Stated goal:
Write out all records as given; omit images.

───── Data provided ─────

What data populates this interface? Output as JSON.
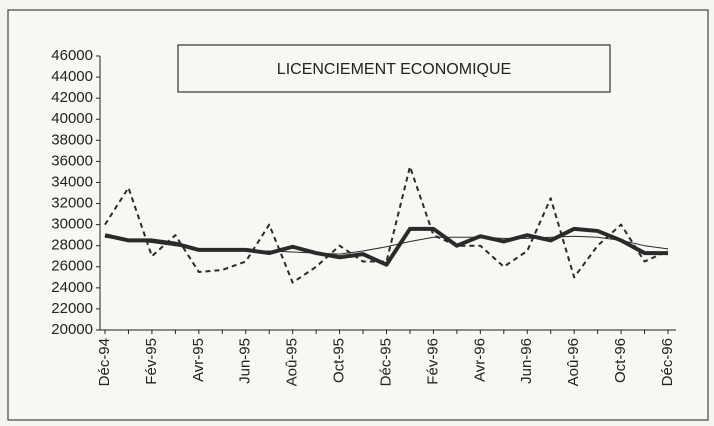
{
  "chart_data": {
    "type": "line",
    "title": "LICENCIEMENT ECONOMIQUE",
    "categories": [
      "Déc-94",
      null,
      "Fév-95",
      null,
      "Avr-95",
      null,
      "Jun-95",
      null,
      "Aoû-95",
      null,
      "Oct-95",
      null,
      "Déc-95",
      null,
      "Fév-96",
      null,
      "Avr-96",
      null,
      "Jun-96",
      null,
      "Aoû-96",
      null,
      "Oct-96",
      null,
      "Déc-96"
    ],
    "series": [
      {
        "color": "#2a2a2a",
        "style": "dashed",
        "values": [
          30000,
          33500,
          27000,
          29000,
          25500,
          25700,
          26500,
          30000,
          24500,
          26000,
          28000,
          26500,
          26500,
          35500,
          29000,
          28000,
          28000,
          26000,
          27500,
          32500,
          25000,
          28000,
          30000,
          26500,
          27500
        ]
      },
      {
        "color": "#2a2a2a",
        "style": "thin",
        "values": [
          28800,
          28500,
          28300,
          28000,
          27700,
          27600,
          27500,
          27500,
          27400,
          27300,
          27200,
          27500,
          27900,
          28400,
          28800,
          28800,
          28800,
          28700,
          28700,
          28800,
          28900,
          28800,
          28500,
          28000,
          27700
        ]
      },
      {
        "color": "#2a2a2a",
        "style": "thick",
        "values": [
          29000,
          28500,
          28500,
          28200,
          27600,
          27600,
          27600,
          27300,
          27900,
          27300,
          26900,
          27200,
          26200,
          29600,
          29600,
          28000,
          28900,
          28400,
          29000,
          28500,
          29600,
          29400,
          28500,
          27300,
          27300
        ]
      }
    ],
    "ylim": [
      20000,
      46000
    ],
    "yticks": [
      20000,
      22000,
      24000,
      26000,
      28000,
      30000,
      32000,
      34000,
      36000,
      38000,
      40000,
      42000,
      44000,
      46000
    ]
  }
}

─────

Task answer:
What data populates this interface? Output as JSON.
{
  "chart_data": {
    "type": "line",
    "title": "LICENCIEMENT ECONOMIQUE",
    "categories": [
      "Déc-94",
      null,
      "Fév-95",
      null,
      "Avr-95",
      null,
      "Jun-95",
      null,
      "Aoû-95",
      null,
      "Oct-95",
      null,
      "Déc-95",
      null,
      "Fév-96",
      null,
      "Avr-96",
      null,
      "Jun-96",
      null,
      "Aoû-96",
      null,
      "Oct-96",
      null,
      "Déc-96"
    ],
    "series": [
      {
        "color": "#2a2a2a",
        "style": "dashed",
        "values": [
          30000,
          33500,
          27000,
          29000,
          25500,
          25700,
          26500,
          30000,
          24500,
          26000,
          28000,
          26500,
          26500,
          35500,
          29000,
          28000,
          28000,
          26000,
          27500,
          32500,
          25000,
          28000,
          30000,
          26500,
          27500
        ]
      },
      {
        "color": "#2a2a2a",
        "style": "thin",
        "values": [
          28800,
          28500,
          28300,
          28000,
          27700,
          27600,
          27500,
          27500,
          27400,
          27300,
          27200,
          27500,
          27900,
          28400,
          28800,
          28800,
          28800,
          28700,
          28700,
          28800,
          28900,
          28800,
          28500,
          28000,
          27700
        ]
      },
      {
        "color": "#2a2a2a",
        "style": "thick",
        "values": [
          29000,
          28500,
          28500,
          28200,
          27600,
          27600,
          27600,
          27300,
          27900,
          27300,
          26900,
          27200,
          26200,
          29600,
          29600,
          28000,
          28900,
          28400,
          29000,
          28500,
          29600,
          29400,
          28500,
          27300,
          27300
        ]
      }
    ],
    "ylim": [
      20000,
      46000
    ],
    "yticks": [
      20000,
      22000,
      24000,
      26000,
      28000,
      30000,
      32000,
      34000,
      36000,
      38000,
      40000,
      42000,
      44000,
      46000
    ]
  }
}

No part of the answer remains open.